(Records from a data source)
-*-*-

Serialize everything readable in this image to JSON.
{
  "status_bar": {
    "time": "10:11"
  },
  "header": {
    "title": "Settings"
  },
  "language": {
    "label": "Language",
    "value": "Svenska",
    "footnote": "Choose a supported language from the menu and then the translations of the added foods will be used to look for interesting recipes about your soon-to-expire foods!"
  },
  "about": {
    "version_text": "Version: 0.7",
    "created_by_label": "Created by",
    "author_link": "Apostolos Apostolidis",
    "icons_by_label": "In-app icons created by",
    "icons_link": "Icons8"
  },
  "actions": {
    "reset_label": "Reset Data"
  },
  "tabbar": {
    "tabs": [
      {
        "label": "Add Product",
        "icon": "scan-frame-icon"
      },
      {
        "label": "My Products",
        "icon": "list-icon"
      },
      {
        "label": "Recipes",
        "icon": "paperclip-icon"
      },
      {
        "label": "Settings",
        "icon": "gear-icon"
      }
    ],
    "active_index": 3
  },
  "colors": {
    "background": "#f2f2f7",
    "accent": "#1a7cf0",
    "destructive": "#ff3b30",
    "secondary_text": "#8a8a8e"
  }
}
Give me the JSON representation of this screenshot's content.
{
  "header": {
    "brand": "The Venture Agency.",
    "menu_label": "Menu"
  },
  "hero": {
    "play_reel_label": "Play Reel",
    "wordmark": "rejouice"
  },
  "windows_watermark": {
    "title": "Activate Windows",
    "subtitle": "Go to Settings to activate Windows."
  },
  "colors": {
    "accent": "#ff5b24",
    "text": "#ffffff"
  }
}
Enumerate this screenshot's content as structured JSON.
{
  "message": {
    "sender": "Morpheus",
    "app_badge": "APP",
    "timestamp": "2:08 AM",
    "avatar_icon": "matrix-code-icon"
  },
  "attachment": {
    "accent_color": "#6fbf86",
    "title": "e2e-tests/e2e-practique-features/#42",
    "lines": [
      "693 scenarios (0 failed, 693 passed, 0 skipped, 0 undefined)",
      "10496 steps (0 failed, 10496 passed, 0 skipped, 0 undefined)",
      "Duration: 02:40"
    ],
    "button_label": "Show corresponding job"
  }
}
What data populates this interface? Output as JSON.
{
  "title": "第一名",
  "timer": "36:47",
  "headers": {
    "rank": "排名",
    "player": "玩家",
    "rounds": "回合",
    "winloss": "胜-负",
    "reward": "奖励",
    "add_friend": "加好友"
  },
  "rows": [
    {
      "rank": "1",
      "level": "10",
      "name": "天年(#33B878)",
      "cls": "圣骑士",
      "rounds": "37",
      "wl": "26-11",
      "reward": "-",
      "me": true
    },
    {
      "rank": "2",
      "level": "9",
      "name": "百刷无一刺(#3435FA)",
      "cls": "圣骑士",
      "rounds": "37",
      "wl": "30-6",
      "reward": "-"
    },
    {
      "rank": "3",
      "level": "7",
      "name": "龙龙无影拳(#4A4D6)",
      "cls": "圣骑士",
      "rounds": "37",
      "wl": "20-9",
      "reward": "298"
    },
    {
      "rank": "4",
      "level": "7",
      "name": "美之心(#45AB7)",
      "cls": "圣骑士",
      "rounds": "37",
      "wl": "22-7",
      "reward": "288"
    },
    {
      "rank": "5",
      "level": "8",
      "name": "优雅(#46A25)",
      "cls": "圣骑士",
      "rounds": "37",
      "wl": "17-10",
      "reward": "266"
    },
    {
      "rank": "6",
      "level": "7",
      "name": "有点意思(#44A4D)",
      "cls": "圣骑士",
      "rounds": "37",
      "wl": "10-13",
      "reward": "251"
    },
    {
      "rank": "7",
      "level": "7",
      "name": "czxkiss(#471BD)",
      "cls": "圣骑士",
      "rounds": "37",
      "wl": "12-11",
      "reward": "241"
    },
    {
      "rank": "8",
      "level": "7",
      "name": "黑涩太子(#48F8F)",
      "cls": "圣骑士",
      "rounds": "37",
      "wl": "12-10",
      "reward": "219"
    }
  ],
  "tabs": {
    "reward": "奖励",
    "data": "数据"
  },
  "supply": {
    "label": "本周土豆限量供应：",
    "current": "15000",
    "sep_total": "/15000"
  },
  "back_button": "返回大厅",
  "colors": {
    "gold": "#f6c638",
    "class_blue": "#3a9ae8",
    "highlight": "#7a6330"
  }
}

-*-*-

■ INSTRUCTIONS FOR THE TASK
Look through the records and gather each line with the word "content".

■ WRITTEN ANSWER
Give me the JSON representation of this screenshot's content.
Enumerate this screenshot's content as structured JSON.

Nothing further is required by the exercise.